▸ **Extract provided**
+++++
Gulf Stream puzzles science − but don’t panic yet

Heavy rain in Ghana: The West African monsoon system could suffer if the AMOC alters. Image: By Professor Dr James W Jones, University of Florida (public domain), via Wikimedia Commons

Could an ocean circulation system − the Gulf Stream, say − sort of  shut down? And what would that do to the world’s climate?

LONDON, 9 August, 2021 − Once again, new research has warned that one of the great engines of global climate, known variously as the Atlantic conveyor belt, a current that spans the entire ocean from the surface to its lowest depths, or (not very accurately) the Gulf Stream, could be about to falter.

That is, thanks to global heating, it could be about to switch from a relatively stable state to a “critical transition” towards a much feebler regime.

If it does so, that’s bad news for Europe, because part of what oceanographers call the Atlantic Meridional Overturning Circulation, or AMOC, is the Gulf Stream, a surface flow that brings tropical warmth to what would otherwise be chilly north-western European nations.

And it could be very bad news for billions in tropical Africa, Asia and South America, because it could trigger changes in the tropical monsoon system.

Repeated warnings

Climate scientists have been measuring indicators of possible change in the ocean circulation system for at least two decades: any shift in ocean behaviour could signal a tipping point, a serious shift in climate for the terrestrial world.

The current brings warm, dense salty water north to the Arctic, where it meets less dense meltwater from Greenland and the Arctic glaciers and dives to the ocean floor, to flow south all the way to Antarctica before it surfaces again.

Researchers have warned on an almost yearly basis that as greenhouse gas emissions grow, and global temperatures creep up, the ocean currents could become less stable: Europe’s relatively mellow climate could cool; it could do so some time this century; and when it did, it would disrupt global weather patterns.

The latest study, in the journal Nature Climate Change, is partly based on long-term climate data and reconstructions of past climates, themselves based on ice cores, fossil evidence and ocean deposits.

“If AMOC shuts down, this could negatively impact the climate further afield, such as the West African monsoon system”
+++++
▸ **Dataset section**
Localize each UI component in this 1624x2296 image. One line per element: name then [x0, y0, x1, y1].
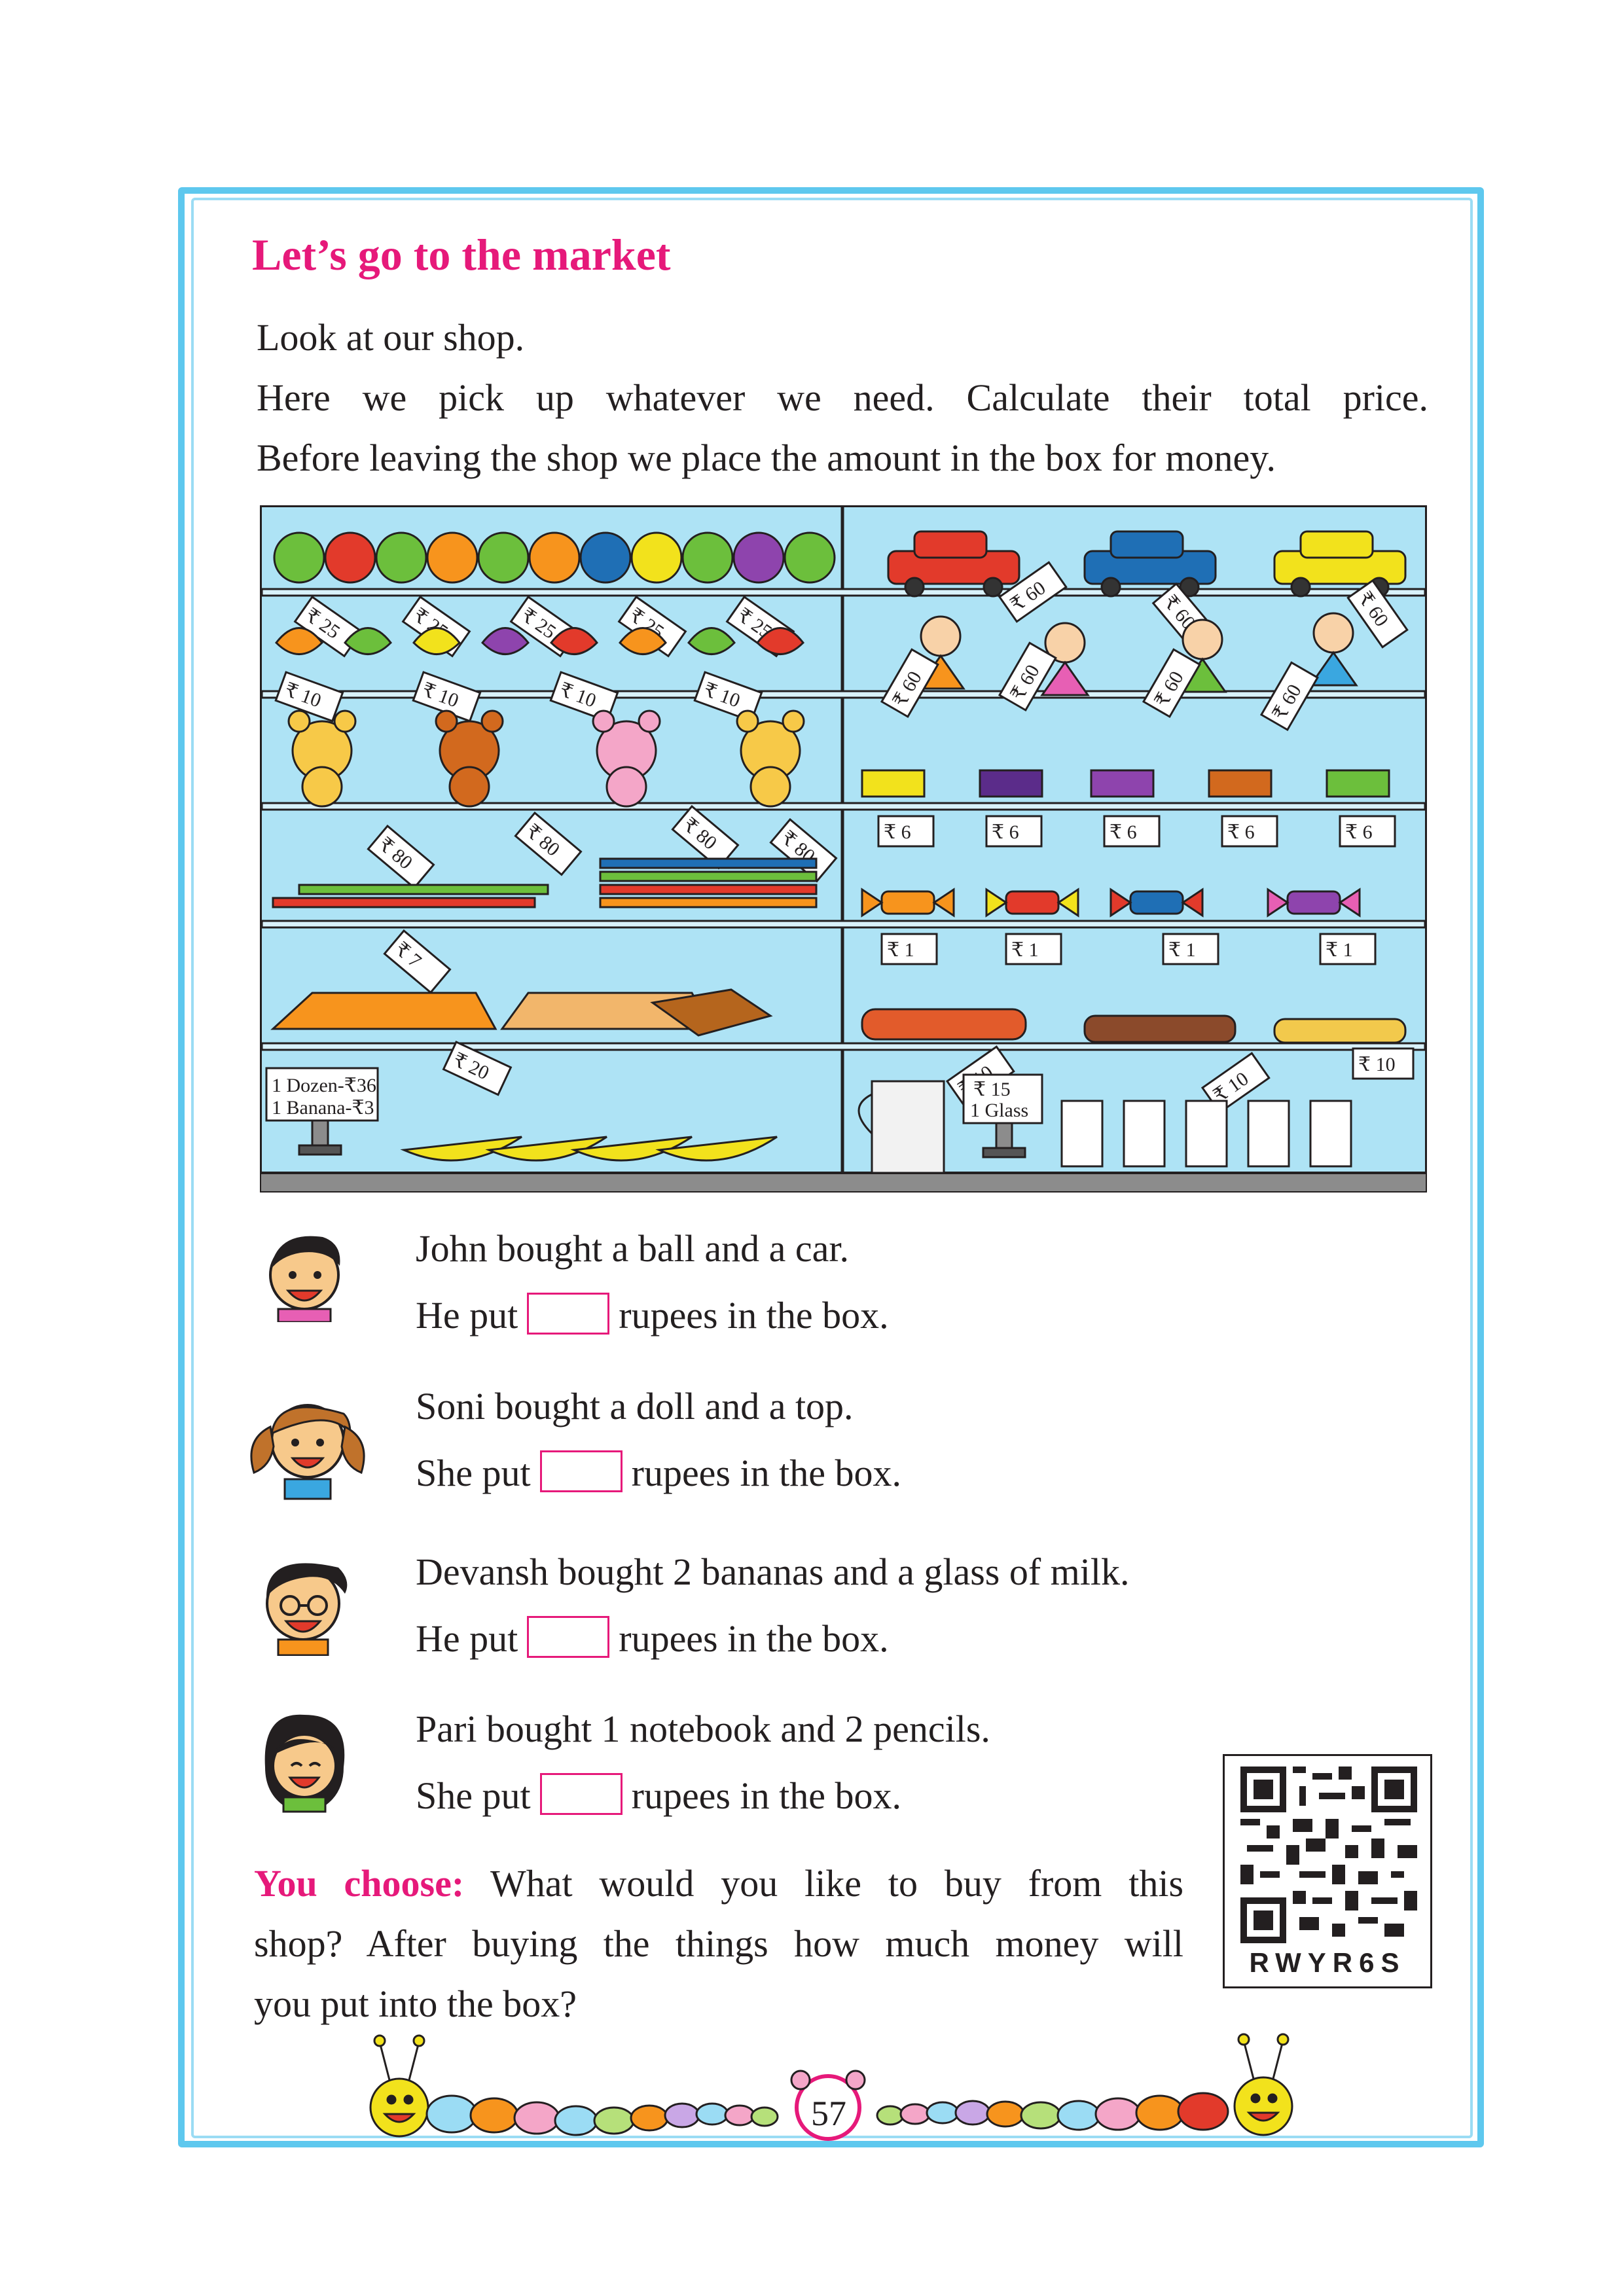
+++++
▸ **The tasks**
1. Rewrite the paragraph in the Gulf Stream article that begins "Researchers have warned on an almost yearly basis" as a short bulleted list that keeps its main facts.
2. Extend the Gulf Stream article with a few more paragraphs, picking up after its final quoted line.

▸ **Answer list**
1.
- Researchers have issued warnings almost every year.
- As greenhouse gas emissions grow and global temperatures creep up, ocean currents could become less stable.
- Europe's relatively mellow climate could cool, possibly some time this century.
- That cooling would disrupt global weather patterns.

2.
These suggest that AMOC can exist in a stable state, or a weak one: more to the point, as it weakens, it could suddenly shift or tip into a new circulation mode. And what could be one of the agents of sudden change might be the increasing flow of cold fresh water from the warming Arctic.

This is consistent with many of the observations of the last decade. What isn’t certain is whether a sudden change is imminent. Is the seeming weakening of the flow part of a long-term natural pattern, or does it herald a dramatic loss of stability? What is the Gulf Stream really up to?

“The difference is crucial, because the loss of dynamical stability would imply that AMOC has approached its critical threshold, beyond which a substantial and in practice likely irreversible transition to the weak mode could occur,” said Niklas Boers of the Potsdam Institute for Climate Impact Research in Germany, the author of the research.

“I wouldn’t have expected that the excessive amounts of fresh water added in the course of the last century would already produce such a response in the overturning circulation.”

Winners and losers

Dr Boers calls for more and more detailed research, and for better climate models that would allow climate scientists to make a more precise judgment of the consequences of what could be a shutdown of ocean circulation. The case is not closed, and Professor Tim Palmer of the University of Oxford, UK, points out that the study is based on indirect evidence.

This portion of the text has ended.